(Instructions to follow):
Copy each line of the data below with the word "assim".

※

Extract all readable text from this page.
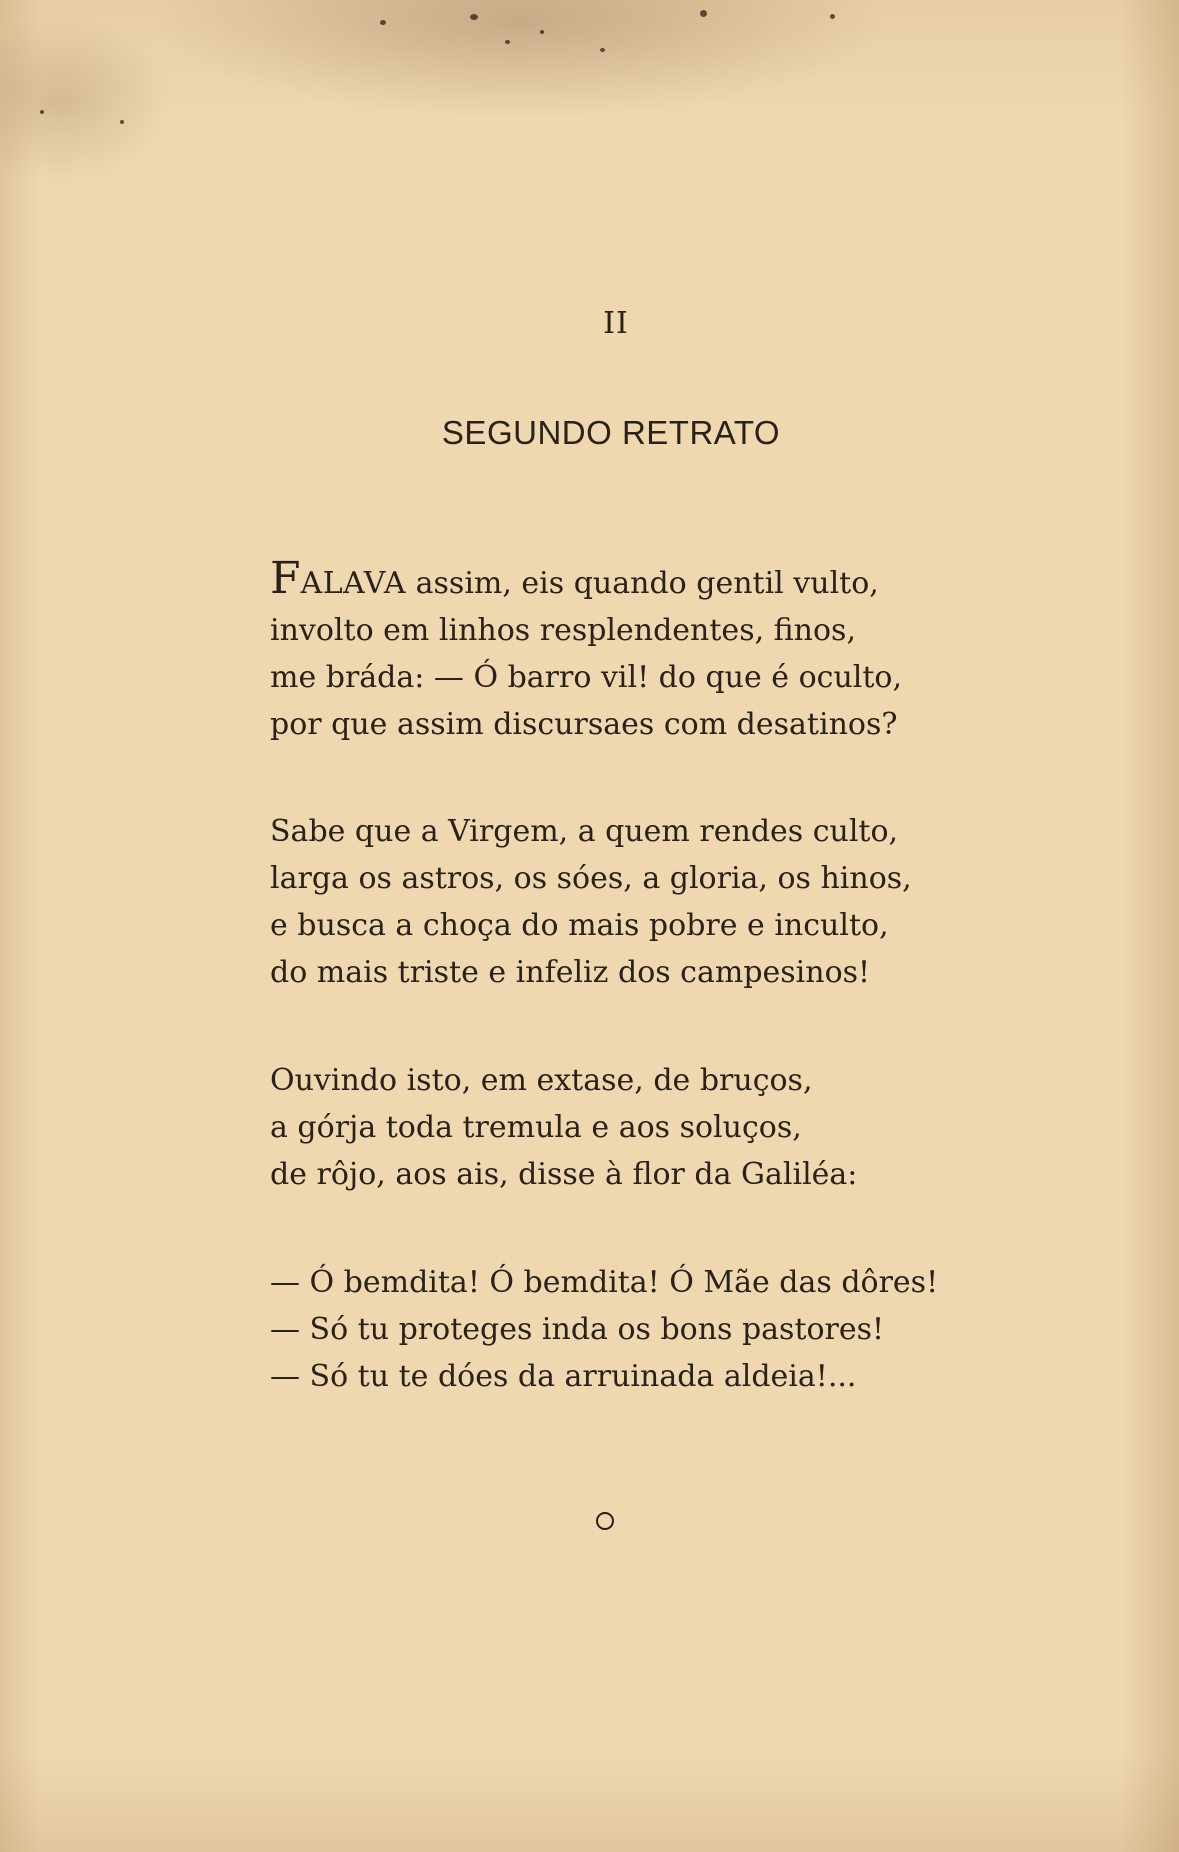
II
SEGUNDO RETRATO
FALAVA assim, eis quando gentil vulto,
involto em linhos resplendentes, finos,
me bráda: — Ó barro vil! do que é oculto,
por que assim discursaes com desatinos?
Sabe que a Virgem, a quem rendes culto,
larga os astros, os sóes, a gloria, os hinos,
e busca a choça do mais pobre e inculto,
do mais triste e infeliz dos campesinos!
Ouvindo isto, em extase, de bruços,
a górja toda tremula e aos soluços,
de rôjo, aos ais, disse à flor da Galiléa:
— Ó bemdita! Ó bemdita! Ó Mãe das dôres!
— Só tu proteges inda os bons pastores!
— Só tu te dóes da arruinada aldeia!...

※

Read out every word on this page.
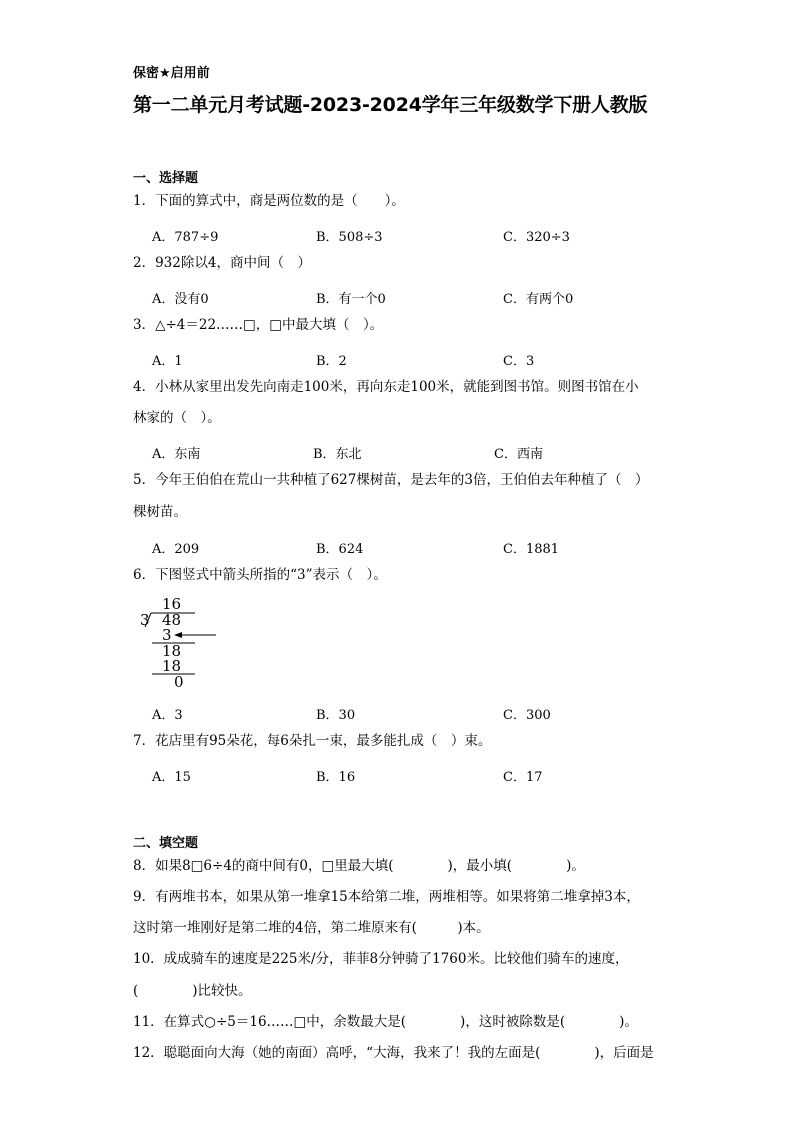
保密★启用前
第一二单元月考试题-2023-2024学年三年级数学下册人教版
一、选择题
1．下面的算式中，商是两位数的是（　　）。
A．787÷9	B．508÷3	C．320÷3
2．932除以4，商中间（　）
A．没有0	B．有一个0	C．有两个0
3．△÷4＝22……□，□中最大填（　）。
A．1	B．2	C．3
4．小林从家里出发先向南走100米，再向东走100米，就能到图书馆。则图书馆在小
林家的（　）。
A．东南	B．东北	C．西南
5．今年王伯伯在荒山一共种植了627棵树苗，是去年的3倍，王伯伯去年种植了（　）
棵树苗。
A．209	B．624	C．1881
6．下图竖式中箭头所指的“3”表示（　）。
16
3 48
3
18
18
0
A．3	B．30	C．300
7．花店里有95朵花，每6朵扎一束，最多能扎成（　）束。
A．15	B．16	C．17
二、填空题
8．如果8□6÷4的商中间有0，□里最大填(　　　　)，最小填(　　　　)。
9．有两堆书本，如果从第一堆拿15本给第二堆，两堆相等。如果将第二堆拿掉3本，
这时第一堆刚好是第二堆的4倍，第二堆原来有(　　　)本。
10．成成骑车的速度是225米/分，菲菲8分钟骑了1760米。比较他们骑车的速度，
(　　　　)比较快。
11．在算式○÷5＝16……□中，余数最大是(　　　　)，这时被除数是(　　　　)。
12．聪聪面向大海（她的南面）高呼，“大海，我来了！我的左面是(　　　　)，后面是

※

(Worked solution):
FALAVA assim, eis quando gentil vulto,
por que assim discursaes com desatinos?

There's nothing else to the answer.